EXERCISE TASK — Find the lines that hold the word "checking" and return them.

§ §

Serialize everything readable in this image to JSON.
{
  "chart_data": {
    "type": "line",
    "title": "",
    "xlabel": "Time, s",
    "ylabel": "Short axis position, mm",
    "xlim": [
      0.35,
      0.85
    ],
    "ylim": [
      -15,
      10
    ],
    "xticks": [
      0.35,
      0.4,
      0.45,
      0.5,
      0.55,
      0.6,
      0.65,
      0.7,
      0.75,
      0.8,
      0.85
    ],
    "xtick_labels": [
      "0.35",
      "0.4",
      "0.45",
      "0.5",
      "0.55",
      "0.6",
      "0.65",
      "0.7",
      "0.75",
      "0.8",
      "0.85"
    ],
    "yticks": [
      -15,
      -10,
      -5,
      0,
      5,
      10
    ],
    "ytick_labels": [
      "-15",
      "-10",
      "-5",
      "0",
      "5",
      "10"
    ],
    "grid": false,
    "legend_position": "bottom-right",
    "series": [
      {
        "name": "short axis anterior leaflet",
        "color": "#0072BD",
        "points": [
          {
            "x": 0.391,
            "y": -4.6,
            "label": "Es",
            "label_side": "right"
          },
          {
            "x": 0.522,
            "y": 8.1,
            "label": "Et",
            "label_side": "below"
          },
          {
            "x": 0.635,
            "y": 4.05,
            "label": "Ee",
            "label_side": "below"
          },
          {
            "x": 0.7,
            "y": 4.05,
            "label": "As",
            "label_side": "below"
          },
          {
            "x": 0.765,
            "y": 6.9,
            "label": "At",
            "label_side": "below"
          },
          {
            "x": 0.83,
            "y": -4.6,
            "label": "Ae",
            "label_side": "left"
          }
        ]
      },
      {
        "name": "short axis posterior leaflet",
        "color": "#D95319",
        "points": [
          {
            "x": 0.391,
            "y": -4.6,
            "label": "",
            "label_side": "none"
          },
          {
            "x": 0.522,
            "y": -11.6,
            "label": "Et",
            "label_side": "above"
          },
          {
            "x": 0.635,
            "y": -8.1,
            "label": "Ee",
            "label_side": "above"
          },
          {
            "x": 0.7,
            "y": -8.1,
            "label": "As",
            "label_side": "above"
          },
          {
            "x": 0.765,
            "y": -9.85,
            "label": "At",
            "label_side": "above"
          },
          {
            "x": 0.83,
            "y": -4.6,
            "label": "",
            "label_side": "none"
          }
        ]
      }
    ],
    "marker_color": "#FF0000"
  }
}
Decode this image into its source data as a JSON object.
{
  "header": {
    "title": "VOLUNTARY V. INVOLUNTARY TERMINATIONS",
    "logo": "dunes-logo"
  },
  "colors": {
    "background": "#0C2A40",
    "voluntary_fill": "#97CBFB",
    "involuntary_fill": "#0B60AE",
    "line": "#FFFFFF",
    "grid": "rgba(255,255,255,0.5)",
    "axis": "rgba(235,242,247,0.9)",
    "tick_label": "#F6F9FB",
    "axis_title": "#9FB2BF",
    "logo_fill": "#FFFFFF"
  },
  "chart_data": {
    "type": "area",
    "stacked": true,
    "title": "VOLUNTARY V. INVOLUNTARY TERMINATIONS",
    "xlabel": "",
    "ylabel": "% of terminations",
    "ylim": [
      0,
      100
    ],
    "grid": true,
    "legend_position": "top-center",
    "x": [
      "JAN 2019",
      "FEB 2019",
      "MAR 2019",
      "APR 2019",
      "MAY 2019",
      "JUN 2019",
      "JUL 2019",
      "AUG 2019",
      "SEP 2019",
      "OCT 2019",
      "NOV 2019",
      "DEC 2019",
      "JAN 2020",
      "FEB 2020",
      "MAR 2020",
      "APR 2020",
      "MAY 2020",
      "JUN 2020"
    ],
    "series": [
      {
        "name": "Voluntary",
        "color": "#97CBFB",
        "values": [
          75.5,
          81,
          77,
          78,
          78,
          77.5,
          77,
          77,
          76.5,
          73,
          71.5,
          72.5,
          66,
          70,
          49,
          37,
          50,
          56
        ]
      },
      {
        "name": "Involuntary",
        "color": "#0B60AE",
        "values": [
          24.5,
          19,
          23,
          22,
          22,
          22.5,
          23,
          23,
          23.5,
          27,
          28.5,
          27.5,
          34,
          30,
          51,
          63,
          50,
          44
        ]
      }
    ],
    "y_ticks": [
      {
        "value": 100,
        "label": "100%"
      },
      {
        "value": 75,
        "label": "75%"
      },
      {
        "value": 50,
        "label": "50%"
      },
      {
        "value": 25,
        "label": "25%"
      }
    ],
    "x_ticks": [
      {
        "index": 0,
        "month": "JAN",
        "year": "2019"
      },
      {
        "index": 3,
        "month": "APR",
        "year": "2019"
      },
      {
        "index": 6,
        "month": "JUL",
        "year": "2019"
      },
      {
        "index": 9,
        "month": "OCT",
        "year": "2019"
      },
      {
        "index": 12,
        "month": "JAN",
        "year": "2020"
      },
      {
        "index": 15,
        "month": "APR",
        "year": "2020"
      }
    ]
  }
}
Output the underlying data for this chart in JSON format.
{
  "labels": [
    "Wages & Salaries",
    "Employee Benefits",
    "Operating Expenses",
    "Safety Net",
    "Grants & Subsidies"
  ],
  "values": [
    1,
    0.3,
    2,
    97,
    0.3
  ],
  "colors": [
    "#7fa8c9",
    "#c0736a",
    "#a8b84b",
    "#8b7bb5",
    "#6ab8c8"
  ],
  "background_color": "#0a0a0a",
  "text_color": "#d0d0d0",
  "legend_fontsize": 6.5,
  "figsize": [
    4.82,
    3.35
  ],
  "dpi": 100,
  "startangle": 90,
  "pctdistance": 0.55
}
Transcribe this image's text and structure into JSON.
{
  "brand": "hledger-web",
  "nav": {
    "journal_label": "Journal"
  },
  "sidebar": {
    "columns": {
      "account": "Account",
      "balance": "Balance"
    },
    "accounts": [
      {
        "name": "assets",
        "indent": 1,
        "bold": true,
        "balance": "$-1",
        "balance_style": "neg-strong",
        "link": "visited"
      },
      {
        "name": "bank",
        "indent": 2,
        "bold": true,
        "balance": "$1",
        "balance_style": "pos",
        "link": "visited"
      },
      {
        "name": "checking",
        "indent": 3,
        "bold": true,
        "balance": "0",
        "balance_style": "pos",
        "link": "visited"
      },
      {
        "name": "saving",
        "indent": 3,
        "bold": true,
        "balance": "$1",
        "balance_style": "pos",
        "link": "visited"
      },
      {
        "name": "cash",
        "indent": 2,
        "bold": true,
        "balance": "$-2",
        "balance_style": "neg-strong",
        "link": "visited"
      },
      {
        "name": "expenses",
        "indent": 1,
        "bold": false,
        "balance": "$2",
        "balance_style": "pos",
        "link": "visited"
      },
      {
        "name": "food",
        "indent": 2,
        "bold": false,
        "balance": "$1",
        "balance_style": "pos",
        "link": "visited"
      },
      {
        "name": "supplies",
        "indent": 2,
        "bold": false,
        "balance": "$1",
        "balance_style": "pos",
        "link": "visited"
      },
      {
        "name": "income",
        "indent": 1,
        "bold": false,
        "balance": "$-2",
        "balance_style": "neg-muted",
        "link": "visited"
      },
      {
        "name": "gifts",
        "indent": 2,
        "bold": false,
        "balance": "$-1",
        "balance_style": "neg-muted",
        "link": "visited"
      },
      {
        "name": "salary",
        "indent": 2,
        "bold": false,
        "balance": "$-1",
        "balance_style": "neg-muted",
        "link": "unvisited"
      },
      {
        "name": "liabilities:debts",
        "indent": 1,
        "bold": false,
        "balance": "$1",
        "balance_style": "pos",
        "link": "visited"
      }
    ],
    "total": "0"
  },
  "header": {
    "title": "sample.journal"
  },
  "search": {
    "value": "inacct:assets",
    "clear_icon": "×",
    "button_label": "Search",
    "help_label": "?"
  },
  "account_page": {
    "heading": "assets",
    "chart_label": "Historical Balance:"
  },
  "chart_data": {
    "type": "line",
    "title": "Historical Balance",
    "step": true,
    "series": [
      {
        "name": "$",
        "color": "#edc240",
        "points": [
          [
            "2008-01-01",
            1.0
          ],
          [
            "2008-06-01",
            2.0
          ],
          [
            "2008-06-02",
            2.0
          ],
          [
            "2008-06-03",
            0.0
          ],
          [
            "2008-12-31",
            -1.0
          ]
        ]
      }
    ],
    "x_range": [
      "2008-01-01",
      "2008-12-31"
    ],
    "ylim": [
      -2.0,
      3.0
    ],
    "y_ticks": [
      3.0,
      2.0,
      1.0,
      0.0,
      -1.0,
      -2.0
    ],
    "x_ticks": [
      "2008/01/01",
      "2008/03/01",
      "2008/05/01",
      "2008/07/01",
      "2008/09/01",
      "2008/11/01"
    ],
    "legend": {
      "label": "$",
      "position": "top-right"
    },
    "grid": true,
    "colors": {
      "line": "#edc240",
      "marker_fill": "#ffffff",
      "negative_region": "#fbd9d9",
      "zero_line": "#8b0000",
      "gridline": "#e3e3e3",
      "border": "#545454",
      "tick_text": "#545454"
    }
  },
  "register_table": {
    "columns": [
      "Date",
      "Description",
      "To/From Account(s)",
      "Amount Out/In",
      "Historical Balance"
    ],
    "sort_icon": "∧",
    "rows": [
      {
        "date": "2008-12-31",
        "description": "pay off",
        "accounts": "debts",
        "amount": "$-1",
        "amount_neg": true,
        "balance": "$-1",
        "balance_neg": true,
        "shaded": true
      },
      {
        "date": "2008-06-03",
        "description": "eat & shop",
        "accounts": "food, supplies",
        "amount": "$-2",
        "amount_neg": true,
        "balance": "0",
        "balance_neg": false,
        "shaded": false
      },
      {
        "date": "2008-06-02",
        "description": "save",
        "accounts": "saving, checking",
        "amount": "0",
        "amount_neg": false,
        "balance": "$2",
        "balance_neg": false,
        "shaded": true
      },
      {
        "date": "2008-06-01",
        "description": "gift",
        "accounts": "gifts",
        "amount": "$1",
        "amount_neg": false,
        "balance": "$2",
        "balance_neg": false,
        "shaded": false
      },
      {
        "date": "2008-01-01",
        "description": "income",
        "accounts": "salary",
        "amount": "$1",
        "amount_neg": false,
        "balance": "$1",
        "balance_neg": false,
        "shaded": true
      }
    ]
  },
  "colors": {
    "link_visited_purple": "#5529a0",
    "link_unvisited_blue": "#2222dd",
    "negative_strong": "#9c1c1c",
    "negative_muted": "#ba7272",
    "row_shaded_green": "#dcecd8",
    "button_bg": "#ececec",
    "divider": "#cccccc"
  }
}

§ §

PROBLEM SOLUTION —
        "name": "checking",
        "accounts": "saving, checking",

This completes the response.